[Directions for this task]:
Copy each line below in which the string "What" occurs.

[Input data]:
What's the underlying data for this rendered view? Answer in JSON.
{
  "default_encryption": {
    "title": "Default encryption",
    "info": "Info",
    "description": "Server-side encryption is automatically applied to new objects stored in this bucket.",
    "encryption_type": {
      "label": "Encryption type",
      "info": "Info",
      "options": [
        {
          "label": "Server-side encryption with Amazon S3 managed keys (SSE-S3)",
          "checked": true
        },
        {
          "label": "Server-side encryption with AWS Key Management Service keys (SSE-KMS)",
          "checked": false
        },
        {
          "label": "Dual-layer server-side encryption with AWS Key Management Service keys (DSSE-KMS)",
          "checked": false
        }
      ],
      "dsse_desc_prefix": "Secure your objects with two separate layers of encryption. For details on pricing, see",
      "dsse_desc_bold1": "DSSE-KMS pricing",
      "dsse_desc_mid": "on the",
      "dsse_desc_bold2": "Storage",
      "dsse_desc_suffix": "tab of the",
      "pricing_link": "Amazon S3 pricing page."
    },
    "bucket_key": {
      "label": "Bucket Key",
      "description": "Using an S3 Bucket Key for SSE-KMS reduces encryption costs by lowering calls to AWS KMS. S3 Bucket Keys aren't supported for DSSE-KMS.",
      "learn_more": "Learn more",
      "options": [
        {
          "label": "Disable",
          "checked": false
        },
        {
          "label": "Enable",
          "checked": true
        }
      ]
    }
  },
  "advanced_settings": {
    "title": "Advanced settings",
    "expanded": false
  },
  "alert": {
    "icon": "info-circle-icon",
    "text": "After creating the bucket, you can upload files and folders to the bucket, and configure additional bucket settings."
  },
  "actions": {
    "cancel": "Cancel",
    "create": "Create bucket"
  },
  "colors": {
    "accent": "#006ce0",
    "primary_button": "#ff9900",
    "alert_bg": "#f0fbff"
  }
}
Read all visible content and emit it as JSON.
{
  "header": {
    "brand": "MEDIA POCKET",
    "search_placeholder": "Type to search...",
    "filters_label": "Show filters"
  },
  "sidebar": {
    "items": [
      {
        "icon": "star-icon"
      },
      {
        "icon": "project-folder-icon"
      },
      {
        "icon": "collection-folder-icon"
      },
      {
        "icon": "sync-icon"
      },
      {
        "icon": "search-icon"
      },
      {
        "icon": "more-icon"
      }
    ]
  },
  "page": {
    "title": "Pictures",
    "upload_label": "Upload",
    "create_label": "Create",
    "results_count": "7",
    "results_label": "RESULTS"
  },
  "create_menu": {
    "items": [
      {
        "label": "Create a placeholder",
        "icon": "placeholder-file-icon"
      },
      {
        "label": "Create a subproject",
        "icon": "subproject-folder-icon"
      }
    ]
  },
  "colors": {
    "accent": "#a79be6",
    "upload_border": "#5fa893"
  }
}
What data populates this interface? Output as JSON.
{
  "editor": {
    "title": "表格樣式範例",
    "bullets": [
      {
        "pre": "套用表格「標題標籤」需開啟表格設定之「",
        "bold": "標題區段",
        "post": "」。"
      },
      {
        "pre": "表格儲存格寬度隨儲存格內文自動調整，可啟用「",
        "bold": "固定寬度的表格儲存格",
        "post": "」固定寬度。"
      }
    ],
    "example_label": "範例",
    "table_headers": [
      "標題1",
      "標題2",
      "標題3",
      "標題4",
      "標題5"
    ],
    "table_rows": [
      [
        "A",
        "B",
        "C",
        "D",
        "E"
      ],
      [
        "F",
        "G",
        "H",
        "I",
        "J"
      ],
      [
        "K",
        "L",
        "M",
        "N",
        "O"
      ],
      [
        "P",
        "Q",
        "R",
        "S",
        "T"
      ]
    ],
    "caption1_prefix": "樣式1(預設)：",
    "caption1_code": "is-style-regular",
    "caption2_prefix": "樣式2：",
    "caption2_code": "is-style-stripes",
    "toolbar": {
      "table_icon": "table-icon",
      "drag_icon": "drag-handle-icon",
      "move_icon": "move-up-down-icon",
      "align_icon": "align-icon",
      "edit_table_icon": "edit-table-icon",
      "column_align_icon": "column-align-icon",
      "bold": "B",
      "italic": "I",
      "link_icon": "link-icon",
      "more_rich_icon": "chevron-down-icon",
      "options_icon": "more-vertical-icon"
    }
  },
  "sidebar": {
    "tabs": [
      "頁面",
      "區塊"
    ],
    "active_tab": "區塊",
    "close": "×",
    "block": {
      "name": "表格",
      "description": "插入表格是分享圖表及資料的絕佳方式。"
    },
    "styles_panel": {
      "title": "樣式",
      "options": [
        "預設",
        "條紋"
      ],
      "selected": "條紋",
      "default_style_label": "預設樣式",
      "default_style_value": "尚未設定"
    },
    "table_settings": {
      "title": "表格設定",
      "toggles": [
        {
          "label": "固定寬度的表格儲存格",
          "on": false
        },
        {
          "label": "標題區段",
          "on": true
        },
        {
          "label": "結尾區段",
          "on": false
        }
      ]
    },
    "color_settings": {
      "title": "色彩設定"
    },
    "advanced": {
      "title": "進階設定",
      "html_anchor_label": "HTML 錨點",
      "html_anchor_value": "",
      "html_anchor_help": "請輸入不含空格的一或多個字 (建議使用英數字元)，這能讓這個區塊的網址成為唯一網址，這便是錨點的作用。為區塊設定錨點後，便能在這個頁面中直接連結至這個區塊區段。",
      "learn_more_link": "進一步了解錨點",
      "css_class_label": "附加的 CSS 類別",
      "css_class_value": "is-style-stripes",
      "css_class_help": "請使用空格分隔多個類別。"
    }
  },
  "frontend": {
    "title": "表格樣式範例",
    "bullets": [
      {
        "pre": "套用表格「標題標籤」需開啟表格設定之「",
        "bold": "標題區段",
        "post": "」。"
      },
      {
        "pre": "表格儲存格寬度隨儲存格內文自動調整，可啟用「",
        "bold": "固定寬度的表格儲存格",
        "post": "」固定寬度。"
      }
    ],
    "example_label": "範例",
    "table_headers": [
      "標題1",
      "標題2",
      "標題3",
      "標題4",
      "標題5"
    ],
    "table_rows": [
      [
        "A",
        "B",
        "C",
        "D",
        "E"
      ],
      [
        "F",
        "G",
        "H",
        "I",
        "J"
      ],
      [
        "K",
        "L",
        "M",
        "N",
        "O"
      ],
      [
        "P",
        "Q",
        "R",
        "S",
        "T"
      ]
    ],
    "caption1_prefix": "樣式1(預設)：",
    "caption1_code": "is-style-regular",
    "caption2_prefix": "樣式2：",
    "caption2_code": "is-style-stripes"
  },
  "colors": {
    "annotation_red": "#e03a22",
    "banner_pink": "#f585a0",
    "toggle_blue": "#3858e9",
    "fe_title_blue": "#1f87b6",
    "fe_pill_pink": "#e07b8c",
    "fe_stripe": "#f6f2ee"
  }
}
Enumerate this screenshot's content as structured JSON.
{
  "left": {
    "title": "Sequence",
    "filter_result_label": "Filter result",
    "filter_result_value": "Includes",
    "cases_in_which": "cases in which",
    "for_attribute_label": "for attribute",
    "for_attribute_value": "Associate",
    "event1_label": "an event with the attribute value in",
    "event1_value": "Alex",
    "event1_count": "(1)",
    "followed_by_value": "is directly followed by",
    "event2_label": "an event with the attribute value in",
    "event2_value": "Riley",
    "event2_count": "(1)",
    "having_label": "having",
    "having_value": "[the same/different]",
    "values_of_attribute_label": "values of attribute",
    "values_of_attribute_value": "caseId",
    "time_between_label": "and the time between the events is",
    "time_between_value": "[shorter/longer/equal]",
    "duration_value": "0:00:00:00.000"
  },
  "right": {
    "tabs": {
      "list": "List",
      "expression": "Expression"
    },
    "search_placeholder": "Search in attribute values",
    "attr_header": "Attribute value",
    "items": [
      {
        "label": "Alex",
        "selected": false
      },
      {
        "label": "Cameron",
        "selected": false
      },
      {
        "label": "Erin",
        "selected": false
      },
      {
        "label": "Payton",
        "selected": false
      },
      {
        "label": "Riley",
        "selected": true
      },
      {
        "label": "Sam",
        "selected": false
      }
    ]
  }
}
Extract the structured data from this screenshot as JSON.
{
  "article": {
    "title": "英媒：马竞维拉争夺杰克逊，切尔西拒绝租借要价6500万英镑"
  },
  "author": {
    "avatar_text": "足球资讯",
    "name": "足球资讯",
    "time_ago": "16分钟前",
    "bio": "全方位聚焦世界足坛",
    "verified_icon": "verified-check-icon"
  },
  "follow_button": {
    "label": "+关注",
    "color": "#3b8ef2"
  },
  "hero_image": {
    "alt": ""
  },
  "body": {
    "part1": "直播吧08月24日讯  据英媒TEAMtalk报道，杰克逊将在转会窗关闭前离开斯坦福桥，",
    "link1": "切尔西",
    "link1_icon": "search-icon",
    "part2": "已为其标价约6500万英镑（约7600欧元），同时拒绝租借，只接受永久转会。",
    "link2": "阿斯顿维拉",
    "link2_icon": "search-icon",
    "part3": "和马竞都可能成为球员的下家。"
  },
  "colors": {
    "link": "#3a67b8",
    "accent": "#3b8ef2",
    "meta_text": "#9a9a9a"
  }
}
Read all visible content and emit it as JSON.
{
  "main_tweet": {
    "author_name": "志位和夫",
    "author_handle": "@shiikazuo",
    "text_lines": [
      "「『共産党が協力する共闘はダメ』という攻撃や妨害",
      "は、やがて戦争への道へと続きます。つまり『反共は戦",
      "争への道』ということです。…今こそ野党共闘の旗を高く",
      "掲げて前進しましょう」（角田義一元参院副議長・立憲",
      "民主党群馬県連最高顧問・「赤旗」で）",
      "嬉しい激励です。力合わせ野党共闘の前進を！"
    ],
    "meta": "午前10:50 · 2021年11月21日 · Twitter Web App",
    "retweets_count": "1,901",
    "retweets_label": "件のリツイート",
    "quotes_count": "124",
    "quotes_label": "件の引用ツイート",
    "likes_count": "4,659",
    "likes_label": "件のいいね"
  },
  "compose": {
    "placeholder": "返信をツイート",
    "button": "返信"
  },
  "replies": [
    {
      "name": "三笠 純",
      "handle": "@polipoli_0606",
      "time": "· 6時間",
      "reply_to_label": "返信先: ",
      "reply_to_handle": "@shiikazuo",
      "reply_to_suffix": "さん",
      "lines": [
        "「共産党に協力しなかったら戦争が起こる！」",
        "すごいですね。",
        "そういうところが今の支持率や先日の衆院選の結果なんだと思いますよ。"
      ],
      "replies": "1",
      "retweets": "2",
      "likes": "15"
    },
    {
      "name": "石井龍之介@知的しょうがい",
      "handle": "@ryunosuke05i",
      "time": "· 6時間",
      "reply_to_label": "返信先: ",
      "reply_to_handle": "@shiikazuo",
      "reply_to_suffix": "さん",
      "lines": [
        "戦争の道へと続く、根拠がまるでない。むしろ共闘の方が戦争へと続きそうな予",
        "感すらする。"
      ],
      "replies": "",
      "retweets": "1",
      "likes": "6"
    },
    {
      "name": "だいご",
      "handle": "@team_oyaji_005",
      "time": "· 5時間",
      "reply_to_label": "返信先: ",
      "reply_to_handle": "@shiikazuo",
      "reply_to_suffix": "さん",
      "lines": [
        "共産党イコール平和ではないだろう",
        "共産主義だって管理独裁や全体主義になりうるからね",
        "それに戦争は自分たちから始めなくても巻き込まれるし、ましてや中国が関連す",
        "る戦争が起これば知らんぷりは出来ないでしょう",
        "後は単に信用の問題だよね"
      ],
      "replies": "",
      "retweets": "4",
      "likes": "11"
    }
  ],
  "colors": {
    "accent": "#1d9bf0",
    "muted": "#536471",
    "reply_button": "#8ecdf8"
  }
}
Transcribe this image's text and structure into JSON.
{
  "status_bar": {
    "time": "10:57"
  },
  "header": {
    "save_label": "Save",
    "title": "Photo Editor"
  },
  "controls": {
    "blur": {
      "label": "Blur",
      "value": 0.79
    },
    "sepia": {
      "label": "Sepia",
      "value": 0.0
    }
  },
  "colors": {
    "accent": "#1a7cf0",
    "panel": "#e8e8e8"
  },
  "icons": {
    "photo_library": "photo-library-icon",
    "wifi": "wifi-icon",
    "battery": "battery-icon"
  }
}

[Expected output]:
What's the underlying data for this rendered view? Answer in JSON.
What data populates this interface? Output as JSON.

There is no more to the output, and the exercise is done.